-- Begin Provided records --

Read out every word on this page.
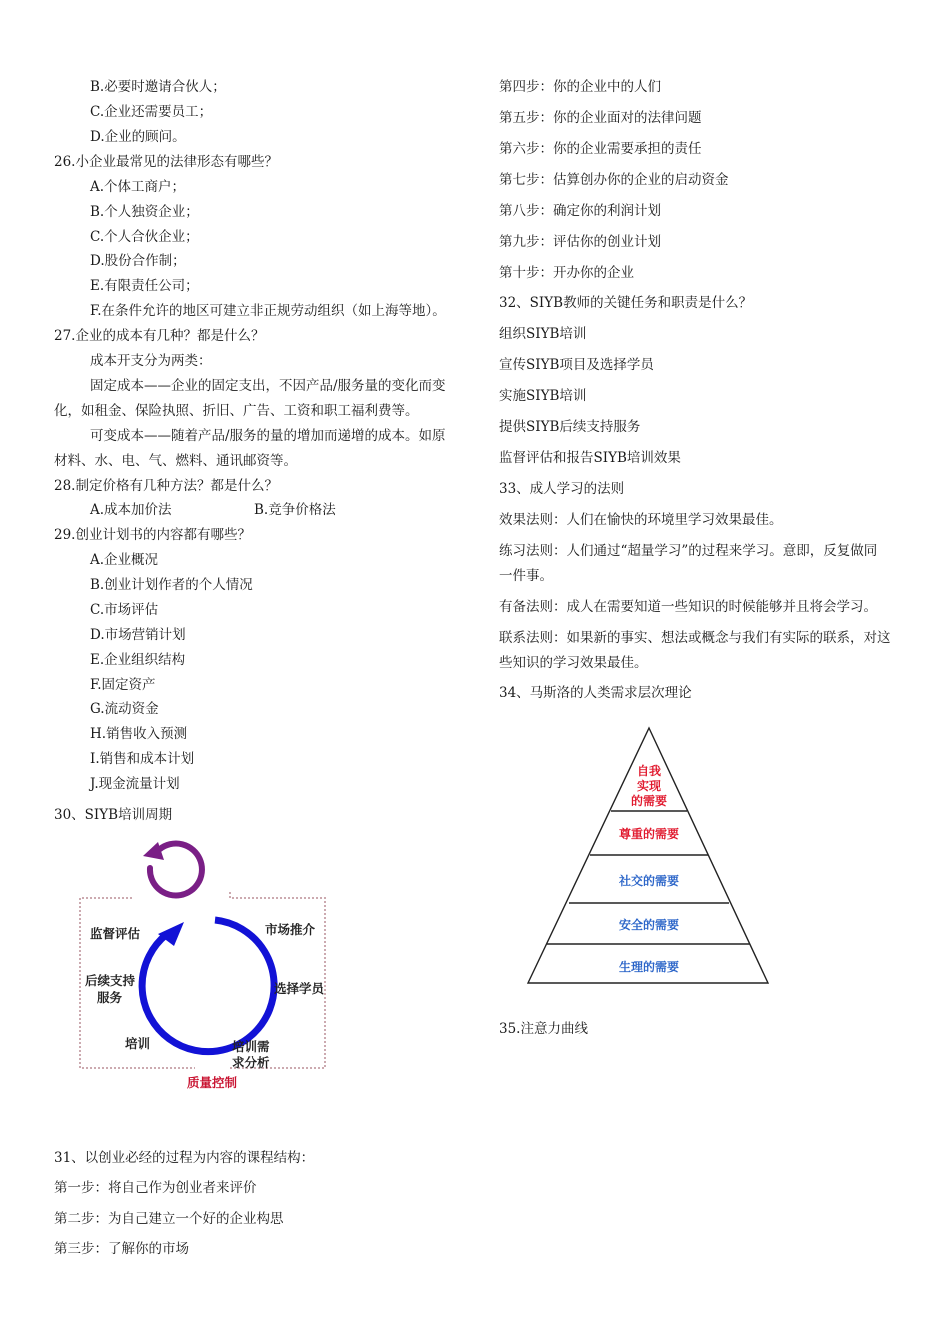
B.必要时邀请合伙人；
C.企业还需要员工；
D.企业的顾问。
26.小企业最常见的法律形态有哪些？
A.个体工商户；
B.个人独资企业；
C.个人合伙企业；
D.股份合作制；
E.有限责任公司；
F.在条件允许的地区可建立非正规劳动组织（如上海等地）。
27.企业的成本有几种？都是什么？
成本开支分为两类：
固定成本——企业的固定支出，不因产品/服务量的变化而变
化，如租金、保险执照、折旧、广告、工资和职工福利费等。
可变成本——随着产品/服务的量的增加而递增的成本。如原
材料、水、电、气、燃料、通讯邮资等。
28.制定价格有几种方法？都是什么？
A.成本加价法	B.竞争价格法
29.创业计划书的内容都有哪些？
A.企业概况
B.创业计划作者的个人情况
C.市场评估
D.市场营销计划
E.企业组织结构
F.固定资产
G.流动资金
H.销售收入预测
I.销售和成本计划
J.现金流量计划
30、SIYB培训周期
31、以创业必经的过程为内容的课程结构：
第一步：将自己作为创业者来评价
第二步：为自己建立一个好的企业构思
第三步：了解你的市场
监督评估	市场推介
后续支持
服务
选择学员
培训	培训需
求分析
质量控制
第四步：你的企业中的人们
第五步：你的企业面对的法律问题
第六步：你的企业需要承担的责任
第七步：估算创办你的企业的启动资金
第八步：确定你的利润计划
第九步：评估你的创业计划
第十步：开办你的企业
32、SIYB教师的关键任务和职责是什么？
组织SIYB培训
宣传SIYB项目及选择学员
实施SIYB培训
提供SIYB后续支持服务
监督评估和报告SIYB培训效果
33、成人学习的法则
效果法则：人们在愉快的环境里学习效果最佳。
练习法则：人们通过“超量学习”的过程来学习。意即，反复做同
一件事。
有备法则：成人在需要知道一些知识的时候能够并且将会学习。
联系法则：如果新的事实、想法或概念与我们有实际的联系，对这
些知识的学习效果最佳。
34、马斯洛的人类需求层次理论
35.注意力曲线
自我
实现
的需要
尊重的需要
社交的需要
安全的需要
生理的需要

-- End Provided records --

## To be done
All of the lines above should be printed exactly, minus the pictures.

## Solution for this exercise
Read out every word on this page.
B.必要时邀请合伙人；
C.企业还需要员工；
D.企业的顾问。
26.小企业最常见的法律形态有哪些？
A.个体工商户；
B.个人独资企业；
C.个人合伙企业；
D.股份合作制；
E.有限责任公司；
F.在条件允许的地区可建立非正规劳动组织（如上海等地）。
27.企业的成本有几种？都是什么？
成本开支分为两类：
固定成本——企业的固定支出，不因产品/服务量的变化而变
化，如租金、保险执照、折旧、广告、工资和职工福利费等。
可变成本——随着产品/服务的量的增加而递增的成本。如原
材料、水、电、气、燃料、通讯邮资等。
28.制定价格有几种方法？都是什么？
A.成本加价法	B.竞争价格法
29.创业计划书的内容都有哪些？
A.企业概况
B.创业计划作者的个人情况
C.市场评估
D.市场营销计划
E.企业组织结构
F.固定资产
G.流动资金
H.销售收入预测
I.销售和成本计划
J.现金流量计划
30、SIYB培训周期
31、以创业必经的过程为内容的课程结构：
第一步：将自己作为创业者来评价
第二步：为自己建立一个好的企业构思
第三步：了解你的市场
监督评估	市场推介
后续支持
服务
选择学员
培训	培训需
求分析
质量控制
第四步：你的企业中的人们
第五步：你的企业面对的法律问题
第六步：你的企业需要承担的责任
第七步：估算创办你的企业的启动资金
第八步：确定你的利润计划
第九步：评估你的创业计划
第十步：开办你的企业
32、SIYB教师的关键任务和职责是什么？
组织SIYB培训
宣传SIYB项目及选择学员
实施SIYB培训
提供SIYB后续支持服务
监督评估和报告SIYB培训效果
33、成人学习的法则
效果法则：人们在愉快的环境里学习效果最佳。
练习法则：人们通过“超量学习”的过程来学习。意即，反复做同
一件事。
有备法则：成人在需要知道一些知识的时候能够并且将会学习。
联系法则：如果新的事实、想法或概念与我们有实际的联系，对这
些知识的学习效果最佳。
34、马斯洛的人类需求层次理论
35.注意力曲线
自我
实现
的需要
尊重的需要
社交的需要
安全的需要
生理的需要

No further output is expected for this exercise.